# Start of Data section

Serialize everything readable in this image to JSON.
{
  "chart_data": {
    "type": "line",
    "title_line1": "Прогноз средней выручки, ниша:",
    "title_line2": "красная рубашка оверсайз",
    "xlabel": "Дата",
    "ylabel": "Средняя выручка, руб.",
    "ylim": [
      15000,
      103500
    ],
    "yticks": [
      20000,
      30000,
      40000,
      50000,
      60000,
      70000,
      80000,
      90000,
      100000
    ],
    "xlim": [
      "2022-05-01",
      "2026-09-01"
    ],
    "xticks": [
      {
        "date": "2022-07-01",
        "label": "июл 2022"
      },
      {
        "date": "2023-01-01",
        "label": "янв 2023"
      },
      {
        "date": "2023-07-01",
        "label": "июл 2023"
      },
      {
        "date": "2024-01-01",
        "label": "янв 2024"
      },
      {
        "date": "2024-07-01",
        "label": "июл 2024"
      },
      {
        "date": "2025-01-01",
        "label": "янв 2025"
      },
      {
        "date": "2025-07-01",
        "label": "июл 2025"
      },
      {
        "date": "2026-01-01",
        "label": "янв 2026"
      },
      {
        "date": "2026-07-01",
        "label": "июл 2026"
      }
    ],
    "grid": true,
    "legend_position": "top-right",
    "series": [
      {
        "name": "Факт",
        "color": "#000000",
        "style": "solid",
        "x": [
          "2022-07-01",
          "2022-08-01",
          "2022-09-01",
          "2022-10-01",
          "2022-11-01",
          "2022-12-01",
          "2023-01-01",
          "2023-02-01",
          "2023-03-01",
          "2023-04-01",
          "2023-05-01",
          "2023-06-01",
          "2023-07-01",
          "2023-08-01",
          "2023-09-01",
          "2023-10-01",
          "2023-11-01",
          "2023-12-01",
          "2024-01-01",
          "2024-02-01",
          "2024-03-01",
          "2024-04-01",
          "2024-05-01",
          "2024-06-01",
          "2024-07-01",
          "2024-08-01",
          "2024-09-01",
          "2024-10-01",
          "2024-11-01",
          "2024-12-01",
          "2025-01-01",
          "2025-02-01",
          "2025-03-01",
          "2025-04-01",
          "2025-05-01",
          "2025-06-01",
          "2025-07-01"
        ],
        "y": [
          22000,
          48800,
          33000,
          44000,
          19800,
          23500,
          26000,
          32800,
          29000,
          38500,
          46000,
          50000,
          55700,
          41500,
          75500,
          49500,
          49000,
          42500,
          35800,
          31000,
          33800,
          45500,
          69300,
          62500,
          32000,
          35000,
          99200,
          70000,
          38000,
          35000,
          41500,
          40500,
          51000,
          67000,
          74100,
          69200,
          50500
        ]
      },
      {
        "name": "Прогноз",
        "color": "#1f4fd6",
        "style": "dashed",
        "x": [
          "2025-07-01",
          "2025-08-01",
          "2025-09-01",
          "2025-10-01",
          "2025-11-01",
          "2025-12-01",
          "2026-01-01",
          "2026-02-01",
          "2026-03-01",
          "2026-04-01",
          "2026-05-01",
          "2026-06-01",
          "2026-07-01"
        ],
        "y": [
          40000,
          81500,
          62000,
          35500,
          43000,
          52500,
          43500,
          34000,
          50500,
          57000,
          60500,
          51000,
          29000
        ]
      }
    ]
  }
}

# End of Data section

(Your objective) Report only a number: how many lines in the material above contain the string "date".

(Exercise output) 9